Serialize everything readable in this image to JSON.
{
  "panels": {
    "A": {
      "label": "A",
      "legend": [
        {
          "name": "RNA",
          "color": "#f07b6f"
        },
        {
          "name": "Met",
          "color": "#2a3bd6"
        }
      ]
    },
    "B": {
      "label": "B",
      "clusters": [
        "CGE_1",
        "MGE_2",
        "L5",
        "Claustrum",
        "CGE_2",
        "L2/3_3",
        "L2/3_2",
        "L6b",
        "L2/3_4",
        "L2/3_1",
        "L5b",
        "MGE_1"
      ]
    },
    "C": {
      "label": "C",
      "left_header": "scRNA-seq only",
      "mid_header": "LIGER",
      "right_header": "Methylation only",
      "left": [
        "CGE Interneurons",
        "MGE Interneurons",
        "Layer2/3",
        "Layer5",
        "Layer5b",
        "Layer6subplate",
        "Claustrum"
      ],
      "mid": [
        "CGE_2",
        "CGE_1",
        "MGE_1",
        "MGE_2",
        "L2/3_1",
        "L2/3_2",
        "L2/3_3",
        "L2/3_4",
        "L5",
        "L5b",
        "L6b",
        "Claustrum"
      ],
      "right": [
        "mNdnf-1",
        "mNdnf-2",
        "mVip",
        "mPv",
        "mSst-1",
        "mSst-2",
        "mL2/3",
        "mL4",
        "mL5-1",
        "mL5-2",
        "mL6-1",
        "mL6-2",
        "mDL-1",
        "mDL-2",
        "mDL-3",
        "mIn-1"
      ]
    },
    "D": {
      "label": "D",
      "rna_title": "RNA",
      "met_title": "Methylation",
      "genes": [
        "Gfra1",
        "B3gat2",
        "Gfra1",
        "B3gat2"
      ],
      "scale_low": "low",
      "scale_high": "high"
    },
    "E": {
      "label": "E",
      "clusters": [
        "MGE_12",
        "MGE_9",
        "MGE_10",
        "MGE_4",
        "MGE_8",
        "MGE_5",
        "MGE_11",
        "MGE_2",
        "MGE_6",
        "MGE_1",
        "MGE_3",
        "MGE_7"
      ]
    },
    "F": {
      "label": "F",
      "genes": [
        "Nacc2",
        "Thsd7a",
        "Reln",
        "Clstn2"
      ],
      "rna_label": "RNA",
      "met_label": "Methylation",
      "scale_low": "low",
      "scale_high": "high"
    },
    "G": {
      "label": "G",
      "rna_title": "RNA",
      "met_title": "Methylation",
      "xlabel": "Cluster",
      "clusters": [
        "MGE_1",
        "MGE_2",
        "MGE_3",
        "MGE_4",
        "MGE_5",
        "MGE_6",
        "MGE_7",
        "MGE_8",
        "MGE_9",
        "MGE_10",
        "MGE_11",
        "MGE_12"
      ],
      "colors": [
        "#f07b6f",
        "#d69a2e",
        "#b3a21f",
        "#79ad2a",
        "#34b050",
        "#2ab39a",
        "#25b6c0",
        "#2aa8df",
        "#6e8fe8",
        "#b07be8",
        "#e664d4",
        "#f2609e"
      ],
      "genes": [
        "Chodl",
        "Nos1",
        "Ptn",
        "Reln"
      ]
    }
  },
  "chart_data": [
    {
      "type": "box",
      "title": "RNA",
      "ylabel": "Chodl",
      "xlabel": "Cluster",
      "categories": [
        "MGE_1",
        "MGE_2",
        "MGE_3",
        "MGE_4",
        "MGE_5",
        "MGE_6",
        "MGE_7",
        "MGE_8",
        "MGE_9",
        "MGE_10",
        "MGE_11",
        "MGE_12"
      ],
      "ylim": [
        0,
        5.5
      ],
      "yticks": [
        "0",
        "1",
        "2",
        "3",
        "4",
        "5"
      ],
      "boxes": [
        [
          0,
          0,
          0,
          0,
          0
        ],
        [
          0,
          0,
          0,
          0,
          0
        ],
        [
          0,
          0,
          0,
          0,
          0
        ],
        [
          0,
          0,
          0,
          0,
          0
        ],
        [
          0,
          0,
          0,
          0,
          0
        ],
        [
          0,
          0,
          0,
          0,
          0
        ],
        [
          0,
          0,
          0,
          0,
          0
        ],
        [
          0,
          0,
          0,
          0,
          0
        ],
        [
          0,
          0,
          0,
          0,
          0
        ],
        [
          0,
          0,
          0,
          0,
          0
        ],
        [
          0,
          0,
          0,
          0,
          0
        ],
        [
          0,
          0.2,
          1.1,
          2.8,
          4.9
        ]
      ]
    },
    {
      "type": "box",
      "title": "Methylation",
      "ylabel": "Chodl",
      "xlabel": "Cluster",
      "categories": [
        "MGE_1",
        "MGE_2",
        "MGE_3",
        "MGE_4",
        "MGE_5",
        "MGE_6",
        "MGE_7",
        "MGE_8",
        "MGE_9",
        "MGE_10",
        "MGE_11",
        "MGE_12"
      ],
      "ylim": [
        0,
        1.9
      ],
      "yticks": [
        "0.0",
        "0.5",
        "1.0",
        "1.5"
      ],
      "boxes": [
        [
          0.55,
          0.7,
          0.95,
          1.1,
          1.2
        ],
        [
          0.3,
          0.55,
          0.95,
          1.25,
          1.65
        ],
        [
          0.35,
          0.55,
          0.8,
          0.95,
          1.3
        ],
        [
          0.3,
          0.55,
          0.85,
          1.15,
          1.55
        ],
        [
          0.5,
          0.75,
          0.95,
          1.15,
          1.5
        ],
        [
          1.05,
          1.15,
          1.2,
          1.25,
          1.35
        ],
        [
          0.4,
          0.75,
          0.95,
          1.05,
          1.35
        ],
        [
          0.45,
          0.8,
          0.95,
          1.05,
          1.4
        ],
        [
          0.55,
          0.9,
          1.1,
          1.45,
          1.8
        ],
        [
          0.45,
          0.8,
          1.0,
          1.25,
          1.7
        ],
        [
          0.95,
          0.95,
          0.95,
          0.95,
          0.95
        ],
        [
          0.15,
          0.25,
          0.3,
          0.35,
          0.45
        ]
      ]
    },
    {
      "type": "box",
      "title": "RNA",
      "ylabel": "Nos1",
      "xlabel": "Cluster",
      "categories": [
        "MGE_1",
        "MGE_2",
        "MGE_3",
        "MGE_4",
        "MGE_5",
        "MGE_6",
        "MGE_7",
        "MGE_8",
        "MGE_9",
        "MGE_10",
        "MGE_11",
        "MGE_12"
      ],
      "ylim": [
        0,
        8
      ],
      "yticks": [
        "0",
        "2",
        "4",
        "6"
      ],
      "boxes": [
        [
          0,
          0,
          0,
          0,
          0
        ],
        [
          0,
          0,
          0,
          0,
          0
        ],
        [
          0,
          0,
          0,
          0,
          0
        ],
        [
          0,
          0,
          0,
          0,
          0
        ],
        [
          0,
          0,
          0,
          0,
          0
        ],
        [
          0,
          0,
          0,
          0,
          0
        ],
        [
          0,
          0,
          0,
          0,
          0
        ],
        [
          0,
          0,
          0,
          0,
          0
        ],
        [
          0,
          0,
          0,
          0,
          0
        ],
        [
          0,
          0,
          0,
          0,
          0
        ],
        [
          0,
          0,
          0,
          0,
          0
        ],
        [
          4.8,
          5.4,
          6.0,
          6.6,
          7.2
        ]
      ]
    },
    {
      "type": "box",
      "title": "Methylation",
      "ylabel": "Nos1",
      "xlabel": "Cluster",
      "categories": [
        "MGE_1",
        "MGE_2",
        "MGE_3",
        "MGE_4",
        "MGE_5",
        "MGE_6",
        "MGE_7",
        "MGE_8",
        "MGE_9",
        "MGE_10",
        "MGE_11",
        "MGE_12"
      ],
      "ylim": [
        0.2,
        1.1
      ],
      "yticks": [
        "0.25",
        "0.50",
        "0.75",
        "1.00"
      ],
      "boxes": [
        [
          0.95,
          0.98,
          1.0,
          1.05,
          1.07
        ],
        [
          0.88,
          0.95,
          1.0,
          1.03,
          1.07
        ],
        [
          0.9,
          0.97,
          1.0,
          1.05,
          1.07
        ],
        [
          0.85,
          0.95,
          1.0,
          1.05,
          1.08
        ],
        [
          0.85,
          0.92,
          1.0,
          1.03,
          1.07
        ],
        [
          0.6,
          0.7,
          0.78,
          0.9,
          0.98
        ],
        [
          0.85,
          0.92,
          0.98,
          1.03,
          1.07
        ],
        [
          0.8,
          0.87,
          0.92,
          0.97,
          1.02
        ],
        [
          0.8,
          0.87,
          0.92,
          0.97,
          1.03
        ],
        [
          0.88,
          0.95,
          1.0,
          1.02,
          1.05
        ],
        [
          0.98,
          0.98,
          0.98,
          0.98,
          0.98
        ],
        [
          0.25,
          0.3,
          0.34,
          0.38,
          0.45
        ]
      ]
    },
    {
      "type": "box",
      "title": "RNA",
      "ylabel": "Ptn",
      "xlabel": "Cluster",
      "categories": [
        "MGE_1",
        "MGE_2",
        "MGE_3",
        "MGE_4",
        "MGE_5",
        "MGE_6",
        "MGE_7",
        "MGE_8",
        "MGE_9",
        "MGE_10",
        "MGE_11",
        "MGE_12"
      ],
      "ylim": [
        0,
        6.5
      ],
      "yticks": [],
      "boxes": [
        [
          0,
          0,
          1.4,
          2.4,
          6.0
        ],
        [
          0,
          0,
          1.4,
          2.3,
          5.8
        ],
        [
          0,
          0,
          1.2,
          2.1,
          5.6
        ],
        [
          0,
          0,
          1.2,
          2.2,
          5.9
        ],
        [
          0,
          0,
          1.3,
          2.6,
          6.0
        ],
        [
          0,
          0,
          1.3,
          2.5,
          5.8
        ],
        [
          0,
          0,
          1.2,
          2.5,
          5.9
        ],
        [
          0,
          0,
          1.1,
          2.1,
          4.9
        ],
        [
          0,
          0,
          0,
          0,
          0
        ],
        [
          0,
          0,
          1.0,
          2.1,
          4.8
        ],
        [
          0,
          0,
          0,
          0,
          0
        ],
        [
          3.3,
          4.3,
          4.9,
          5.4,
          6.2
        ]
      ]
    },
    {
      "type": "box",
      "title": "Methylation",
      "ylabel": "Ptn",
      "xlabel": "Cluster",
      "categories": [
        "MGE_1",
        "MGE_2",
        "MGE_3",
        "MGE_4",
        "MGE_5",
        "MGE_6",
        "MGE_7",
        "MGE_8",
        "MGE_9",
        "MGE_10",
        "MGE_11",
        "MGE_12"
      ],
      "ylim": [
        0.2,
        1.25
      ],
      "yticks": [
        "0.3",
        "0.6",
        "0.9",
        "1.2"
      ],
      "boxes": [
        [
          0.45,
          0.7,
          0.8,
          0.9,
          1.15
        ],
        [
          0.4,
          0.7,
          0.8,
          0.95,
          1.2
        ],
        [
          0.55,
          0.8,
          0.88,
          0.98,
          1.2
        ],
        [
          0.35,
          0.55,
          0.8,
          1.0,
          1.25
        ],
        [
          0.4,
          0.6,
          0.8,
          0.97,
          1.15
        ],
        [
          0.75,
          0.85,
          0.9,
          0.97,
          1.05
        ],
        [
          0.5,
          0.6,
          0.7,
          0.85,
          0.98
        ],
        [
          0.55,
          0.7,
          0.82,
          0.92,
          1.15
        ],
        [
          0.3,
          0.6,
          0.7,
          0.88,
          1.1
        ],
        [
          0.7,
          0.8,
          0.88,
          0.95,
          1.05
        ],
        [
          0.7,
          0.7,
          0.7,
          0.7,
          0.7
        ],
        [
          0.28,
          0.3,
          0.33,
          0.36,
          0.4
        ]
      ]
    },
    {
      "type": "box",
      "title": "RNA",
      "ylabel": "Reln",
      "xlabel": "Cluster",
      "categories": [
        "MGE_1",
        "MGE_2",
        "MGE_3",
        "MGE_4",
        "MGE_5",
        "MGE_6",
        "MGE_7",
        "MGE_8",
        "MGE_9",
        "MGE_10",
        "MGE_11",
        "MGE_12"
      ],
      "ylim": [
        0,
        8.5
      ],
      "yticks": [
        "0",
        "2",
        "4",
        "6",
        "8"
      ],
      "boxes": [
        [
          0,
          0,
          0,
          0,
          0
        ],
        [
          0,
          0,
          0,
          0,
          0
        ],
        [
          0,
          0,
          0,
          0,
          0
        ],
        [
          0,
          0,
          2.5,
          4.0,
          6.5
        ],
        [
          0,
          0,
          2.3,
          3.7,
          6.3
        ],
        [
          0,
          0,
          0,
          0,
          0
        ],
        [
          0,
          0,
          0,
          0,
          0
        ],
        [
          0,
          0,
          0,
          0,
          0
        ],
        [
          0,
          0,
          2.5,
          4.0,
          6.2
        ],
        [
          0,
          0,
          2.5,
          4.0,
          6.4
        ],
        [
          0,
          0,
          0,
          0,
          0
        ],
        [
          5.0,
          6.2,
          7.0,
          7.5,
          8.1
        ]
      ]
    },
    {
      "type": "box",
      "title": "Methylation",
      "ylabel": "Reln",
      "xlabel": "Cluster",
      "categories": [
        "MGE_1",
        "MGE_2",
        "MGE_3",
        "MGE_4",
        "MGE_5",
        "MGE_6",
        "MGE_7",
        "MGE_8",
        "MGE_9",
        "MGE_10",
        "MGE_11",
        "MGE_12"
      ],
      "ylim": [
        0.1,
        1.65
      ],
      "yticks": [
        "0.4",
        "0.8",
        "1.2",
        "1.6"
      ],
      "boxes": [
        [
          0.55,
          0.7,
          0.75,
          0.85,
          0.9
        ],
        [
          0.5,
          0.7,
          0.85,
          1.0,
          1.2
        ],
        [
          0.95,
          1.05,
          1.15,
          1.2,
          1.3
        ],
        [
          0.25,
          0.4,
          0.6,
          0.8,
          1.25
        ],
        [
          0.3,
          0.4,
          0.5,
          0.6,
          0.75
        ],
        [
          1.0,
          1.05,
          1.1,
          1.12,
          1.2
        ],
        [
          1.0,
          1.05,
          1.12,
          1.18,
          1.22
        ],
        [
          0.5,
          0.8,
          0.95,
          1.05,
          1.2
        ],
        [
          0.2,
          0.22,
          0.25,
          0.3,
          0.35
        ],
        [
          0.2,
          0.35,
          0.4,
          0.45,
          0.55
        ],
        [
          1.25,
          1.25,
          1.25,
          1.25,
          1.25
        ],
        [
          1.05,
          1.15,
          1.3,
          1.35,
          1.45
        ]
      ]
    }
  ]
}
---+---
Find all lines holding the word "Interneurons" in the records above and copy them.

Answer to this exercise:
        "CGE Interneurons",
        "MGE Interneurons",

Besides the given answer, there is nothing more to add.